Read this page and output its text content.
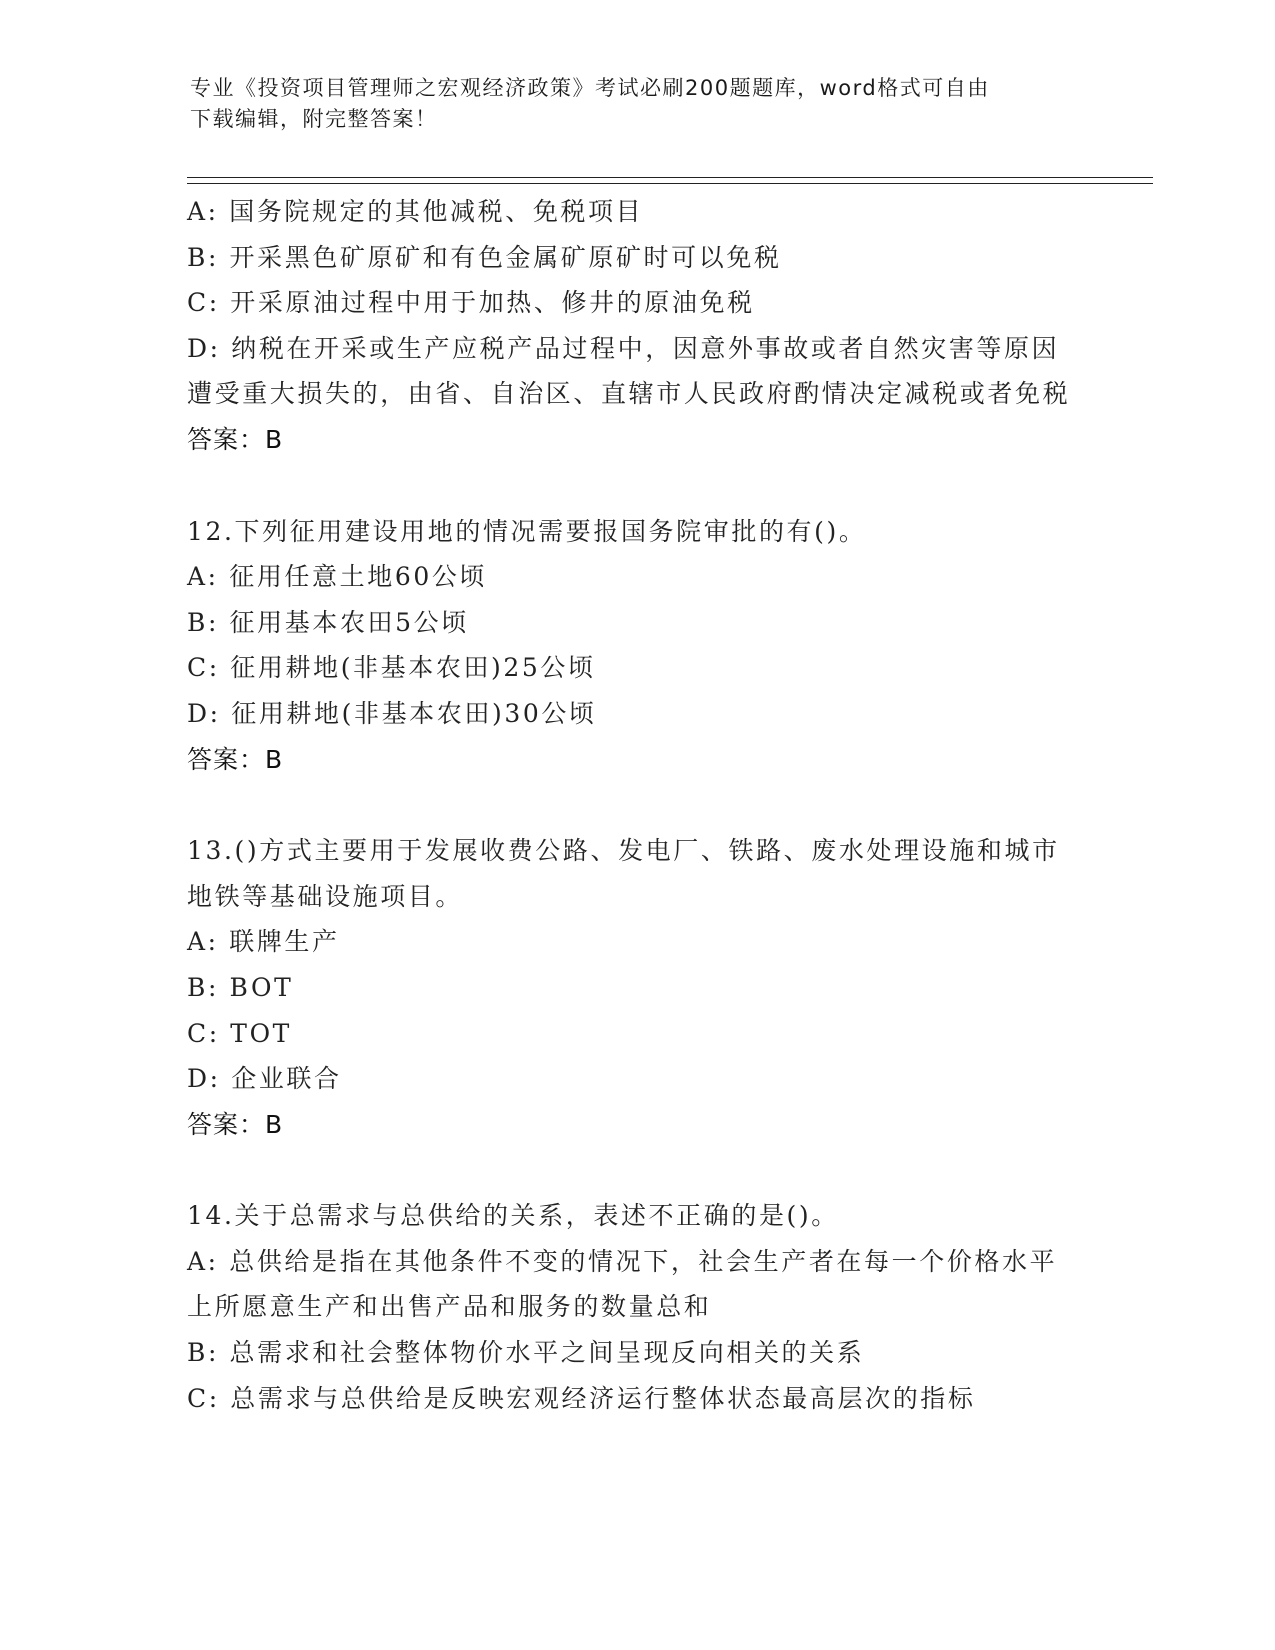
专业《投资项目管理师之宏观经济政策》考试必刷200题题库，word格式可自由
下载编辑，附完整答案！
A: 国务院规定的其他减税、免税项目
B: 开采黑色矿原矿和有色金属矿原矿时可以免税
C: 开采原油过程中用于加热、修井的原油免税
D: 纳税在开采或生产应税产品过程中，因意外事故或者自然灾害等原因遭受重大损失的，由省、自治区、直辖市人民政府酌情决定减税或者免税
答案：B
12.下列征用建设用地的情况需要报国务院审批的有()。
A: 征用任意土地60公顷
B: 征用基本农田5公顷
C: 征用耕地(非基本农田)25公顷
D: 征用耕地(非基本农田)30公顷
答案：B
13.()方式主要用于发展收费公路、发电厂、铁路、废水处理设施和城市地铁等基础设施项目。
A: 联牌生产
B: BOT
C: TOT
D: 企业联合
答案：B
14.关于总需求与总供给的关系，表述不正确的是()。
A: 总供给是指在其他条件不变的情况下，社会生产者在每一个价格水平上所愿意生产和出售产品和服务的数量总和
B: 总需求和社会整体物价水平之间呈现反向相关的关系
C: 总需求与总供给是反映宏观经济运行整体状态最高层次的指标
---+---
[Task objective]
Quote each line of the listing exactly, but leave the pictures out.

[Solution]
Read this page and output its text content.
专业《投资项目管理师之宏观经济政策》考试必刷200题题库，word格式可自由
下载编辑，附完整答案！
A: 国务院规定的其他减税、免税项目
B: 开采黑色矿原矿和有色金属矿原矿时可以免税
C: 开采原油过程中用于加热、修井的原油免税
D: 纳税在开采或生产应税产品过程中，因意外事故或者自然灾害等原因遭受重大损失的，由省、自治区、直辖市人民政府酌情决定减税或者免税
答案：B
12.下列征用建设用地的情况需要报国务院审批的有()。
A: 征用任意土地60公顷
B: 征用基本农田5公顷
C: 征用耕地(非基本农田)25公顷
D: 征用耕地(非基本农田)30公顷
答案：B
13.()方式主要用于发展收费公路、发电厂、铁路、废水处理设施和城市地铁等基础设施项目。
A: 联牌生产
B: BOT
C: TOT
D: 企业联合
答案：B
14.关于总需求与总供给的关系，表述不正确的是()。
A: 总供给是指在其他条件不变的情况下，社会生产者在每一个价格水平上所愿意生产和出售产品和服务的数量总和
B: 总需求和社会整体物价水平之间呈现反向相关的关系
C: 总需求与总供给是反映宏观经济运行整体状态最高层次的指标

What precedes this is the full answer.